Exercise directions:
Rewrite only the lines starting at the one containing "table-header: 实际数量/件(套): [844, 385, 1026, 414]" and ending at the one containing "legend-label: 已修复: [135, 693, 213, 723]", changing every "table-value" to "table-entry" and leaving everything else as it is.

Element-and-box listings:

------------------------------------

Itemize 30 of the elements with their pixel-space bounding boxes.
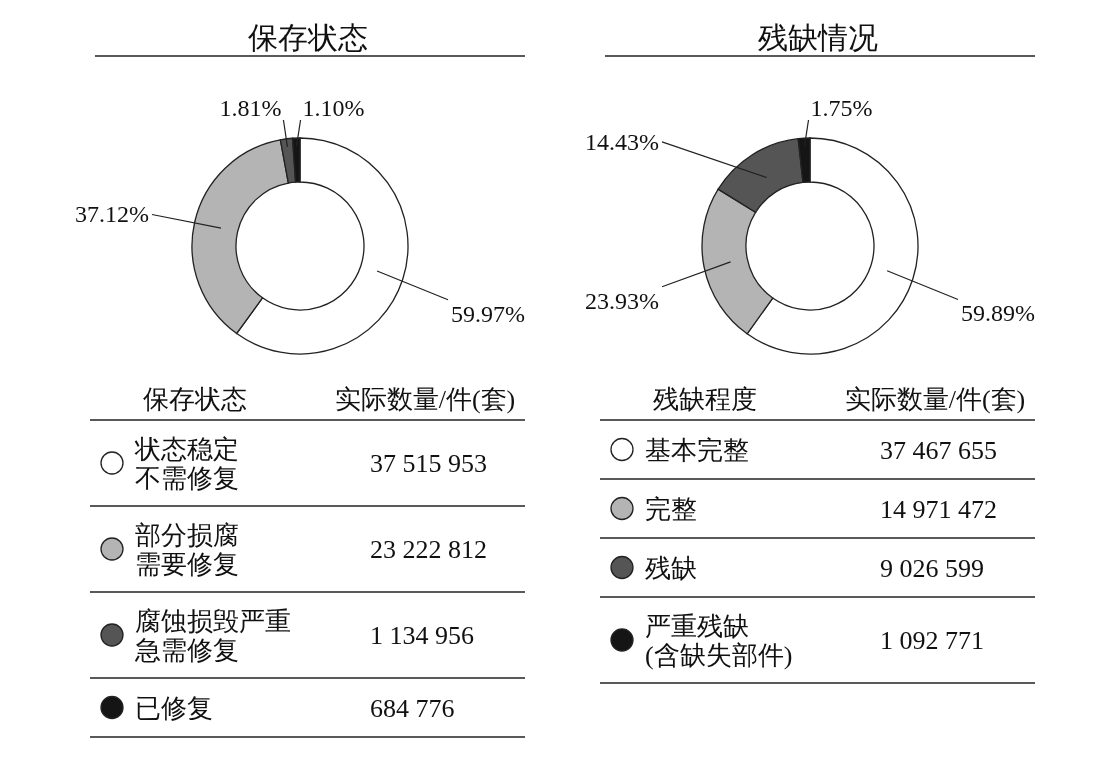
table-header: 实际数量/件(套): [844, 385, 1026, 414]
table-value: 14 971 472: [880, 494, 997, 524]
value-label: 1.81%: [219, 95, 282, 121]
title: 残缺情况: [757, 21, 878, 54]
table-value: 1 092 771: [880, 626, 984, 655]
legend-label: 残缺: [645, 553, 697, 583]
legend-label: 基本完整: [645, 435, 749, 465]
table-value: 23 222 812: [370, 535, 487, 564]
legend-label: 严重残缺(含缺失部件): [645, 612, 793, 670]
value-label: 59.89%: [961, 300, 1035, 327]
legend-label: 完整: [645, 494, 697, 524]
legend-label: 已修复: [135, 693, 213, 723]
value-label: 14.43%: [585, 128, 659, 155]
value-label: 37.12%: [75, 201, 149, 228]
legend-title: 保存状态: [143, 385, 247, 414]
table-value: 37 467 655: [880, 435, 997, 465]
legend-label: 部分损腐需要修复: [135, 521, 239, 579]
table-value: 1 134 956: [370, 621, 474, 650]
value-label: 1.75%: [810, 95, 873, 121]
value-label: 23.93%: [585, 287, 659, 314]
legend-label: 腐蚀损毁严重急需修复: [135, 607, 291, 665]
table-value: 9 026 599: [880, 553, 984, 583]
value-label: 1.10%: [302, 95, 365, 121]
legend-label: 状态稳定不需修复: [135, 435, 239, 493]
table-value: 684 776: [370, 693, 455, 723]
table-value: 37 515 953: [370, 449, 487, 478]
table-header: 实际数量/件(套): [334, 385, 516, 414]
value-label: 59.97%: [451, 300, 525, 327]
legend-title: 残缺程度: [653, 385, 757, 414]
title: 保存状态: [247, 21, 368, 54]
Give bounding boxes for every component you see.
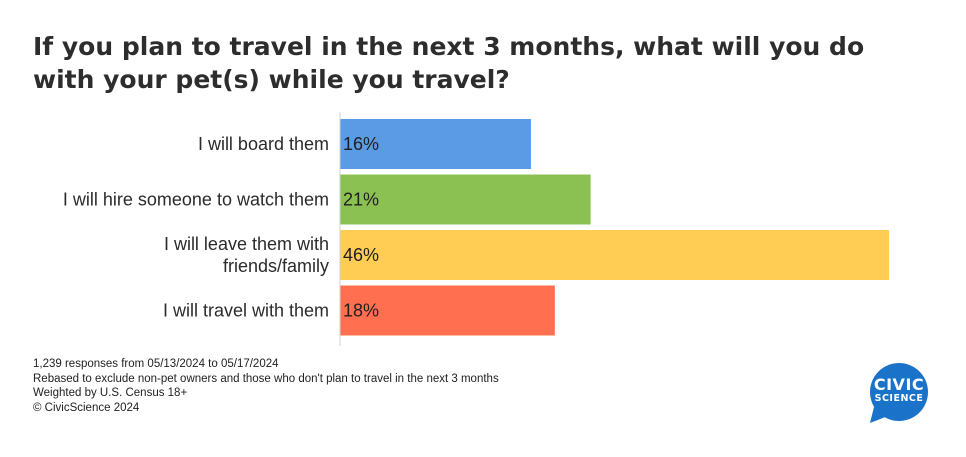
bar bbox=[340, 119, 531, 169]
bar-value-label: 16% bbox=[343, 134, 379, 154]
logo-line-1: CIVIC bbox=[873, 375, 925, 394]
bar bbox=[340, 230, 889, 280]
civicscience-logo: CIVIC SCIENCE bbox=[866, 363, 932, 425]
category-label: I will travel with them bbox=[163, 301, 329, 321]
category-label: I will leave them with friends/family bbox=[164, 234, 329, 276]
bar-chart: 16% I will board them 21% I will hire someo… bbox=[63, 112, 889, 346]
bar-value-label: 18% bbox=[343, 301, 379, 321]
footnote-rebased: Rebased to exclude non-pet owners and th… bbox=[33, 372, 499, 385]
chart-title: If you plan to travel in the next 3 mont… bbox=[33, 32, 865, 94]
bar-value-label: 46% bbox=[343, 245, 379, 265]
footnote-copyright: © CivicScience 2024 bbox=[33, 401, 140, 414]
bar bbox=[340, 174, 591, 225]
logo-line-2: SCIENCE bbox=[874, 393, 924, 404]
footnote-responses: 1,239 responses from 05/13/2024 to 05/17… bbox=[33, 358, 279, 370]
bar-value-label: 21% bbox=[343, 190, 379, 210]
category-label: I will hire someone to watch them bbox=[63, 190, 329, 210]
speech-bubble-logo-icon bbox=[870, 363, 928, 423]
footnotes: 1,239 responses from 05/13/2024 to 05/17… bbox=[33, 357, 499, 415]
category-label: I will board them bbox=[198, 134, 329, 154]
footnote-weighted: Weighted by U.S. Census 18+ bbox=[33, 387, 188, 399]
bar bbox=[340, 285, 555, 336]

------------------------------------

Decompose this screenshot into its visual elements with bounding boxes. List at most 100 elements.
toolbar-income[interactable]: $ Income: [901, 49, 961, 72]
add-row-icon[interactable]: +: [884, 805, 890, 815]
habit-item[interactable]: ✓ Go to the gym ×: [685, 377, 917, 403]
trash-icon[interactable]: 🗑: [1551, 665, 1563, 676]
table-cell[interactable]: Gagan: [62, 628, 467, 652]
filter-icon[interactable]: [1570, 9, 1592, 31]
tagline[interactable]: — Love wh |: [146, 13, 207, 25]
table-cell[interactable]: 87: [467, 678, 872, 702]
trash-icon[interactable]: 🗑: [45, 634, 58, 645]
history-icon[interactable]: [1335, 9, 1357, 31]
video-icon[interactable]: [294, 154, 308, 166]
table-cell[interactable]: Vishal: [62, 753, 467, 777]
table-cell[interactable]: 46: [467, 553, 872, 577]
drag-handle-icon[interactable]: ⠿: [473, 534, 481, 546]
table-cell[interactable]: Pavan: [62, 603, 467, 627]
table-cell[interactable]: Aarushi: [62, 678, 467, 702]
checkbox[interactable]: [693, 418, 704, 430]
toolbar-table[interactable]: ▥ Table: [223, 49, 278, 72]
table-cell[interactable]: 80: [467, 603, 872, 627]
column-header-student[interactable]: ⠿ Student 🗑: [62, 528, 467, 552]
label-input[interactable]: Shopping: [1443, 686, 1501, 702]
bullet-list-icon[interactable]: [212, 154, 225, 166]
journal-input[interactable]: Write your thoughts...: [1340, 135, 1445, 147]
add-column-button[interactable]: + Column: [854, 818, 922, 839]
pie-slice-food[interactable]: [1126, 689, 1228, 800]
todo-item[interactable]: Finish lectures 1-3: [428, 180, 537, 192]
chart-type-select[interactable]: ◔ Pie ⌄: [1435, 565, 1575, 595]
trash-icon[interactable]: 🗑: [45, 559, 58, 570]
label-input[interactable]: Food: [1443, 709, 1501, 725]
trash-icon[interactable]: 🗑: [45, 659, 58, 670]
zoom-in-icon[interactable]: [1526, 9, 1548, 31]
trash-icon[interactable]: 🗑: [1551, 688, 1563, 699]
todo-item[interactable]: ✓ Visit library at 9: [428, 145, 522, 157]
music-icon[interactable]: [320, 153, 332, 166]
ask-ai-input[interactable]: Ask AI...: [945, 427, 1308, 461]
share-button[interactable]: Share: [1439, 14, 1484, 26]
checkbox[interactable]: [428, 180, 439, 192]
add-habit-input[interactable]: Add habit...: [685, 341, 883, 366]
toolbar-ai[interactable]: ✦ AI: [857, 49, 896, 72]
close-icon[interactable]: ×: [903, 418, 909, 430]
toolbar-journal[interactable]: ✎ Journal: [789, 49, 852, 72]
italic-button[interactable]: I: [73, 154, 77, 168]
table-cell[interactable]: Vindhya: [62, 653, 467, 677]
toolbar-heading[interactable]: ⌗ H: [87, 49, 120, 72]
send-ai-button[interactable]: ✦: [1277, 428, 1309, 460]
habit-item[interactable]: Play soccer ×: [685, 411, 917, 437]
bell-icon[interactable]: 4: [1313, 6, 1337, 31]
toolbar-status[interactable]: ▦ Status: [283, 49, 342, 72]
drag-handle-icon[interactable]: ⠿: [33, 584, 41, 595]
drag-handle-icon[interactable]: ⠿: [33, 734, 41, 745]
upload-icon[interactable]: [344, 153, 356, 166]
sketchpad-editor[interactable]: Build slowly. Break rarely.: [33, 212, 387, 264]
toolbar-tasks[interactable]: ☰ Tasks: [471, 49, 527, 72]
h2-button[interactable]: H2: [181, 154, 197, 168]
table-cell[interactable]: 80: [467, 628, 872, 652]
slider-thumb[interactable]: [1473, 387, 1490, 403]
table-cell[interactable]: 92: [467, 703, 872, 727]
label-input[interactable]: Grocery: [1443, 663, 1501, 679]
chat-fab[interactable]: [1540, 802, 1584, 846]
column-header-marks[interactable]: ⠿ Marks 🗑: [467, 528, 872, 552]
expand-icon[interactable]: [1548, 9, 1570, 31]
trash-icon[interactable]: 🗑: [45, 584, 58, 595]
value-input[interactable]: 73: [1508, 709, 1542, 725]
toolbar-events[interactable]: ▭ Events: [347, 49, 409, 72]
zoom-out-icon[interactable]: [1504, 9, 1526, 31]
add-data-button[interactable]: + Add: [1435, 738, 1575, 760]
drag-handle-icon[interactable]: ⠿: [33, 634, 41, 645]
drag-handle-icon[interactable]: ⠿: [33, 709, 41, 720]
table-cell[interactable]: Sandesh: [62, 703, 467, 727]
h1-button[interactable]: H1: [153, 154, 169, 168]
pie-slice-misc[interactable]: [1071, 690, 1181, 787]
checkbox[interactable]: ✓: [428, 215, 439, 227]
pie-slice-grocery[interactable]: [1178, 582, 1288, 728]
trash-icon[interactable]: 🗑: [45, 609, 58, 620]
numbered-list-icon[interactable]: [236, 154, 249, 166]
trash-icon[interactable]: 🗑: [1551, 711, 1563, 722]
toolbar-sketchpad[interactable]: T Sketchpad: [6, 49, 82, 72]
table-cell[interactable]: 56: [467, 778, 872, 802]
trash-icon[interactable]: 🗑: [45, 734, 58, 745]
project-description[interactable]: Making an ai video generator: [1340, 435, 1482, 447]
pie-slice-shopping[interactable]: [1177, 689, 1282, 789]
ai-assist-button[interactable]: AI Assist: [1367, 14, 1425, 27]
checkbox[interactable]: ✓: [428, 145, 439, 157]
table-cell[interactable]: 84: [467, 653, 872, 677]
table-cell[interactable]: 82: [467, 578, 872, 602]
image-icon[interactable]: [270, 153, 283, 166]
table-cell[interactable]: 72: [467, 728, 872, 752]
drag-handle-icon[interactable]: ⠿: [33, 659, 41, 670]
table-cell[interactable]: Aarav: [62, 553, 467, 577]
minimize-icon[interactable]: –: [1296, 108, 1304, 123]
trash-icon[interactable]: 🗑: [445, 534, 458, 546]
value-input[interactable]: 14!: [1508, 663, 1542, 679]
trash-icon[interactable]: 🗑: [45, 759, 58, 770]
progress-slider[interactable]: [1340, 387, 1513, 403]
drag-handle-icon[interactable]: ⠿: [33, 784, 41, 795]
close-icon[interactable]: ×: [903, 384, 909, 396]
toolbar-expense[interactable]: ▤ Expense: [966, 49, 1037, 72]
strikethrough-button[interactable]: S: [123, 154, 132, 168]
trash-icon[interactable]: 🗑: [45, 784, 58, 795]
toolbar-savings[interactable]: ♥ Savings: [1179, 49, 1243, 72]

------------------------------------

Task response:
table-header: 实际数量/件(套): [844, 385, 1026, 414]
table-entry: 14 971 472: [880, 494, 997, 524]
value-label: 1.81%: [219, 95, 282, 121]
title: 残缺情况: [757, 21, 878, 54]
table-entry: 1 092 771: [880, 626, 984, 655]
legend-label: 残缺: [645, 553, 697, 583]
legend-label: 基本完整: [645, 435, 749, 465]
table-entry: 23 222 812: [370, 535, 487, 564]
legend-label: 严重残缺(含缺失部件): [645, 612, 793, 670]
value-label: 59.89%: [961, 300, 1035, 327]
legend-label: 完整: [645, 494, 697, 524]
legend-label: 已修复: [135, 693, 213, 723]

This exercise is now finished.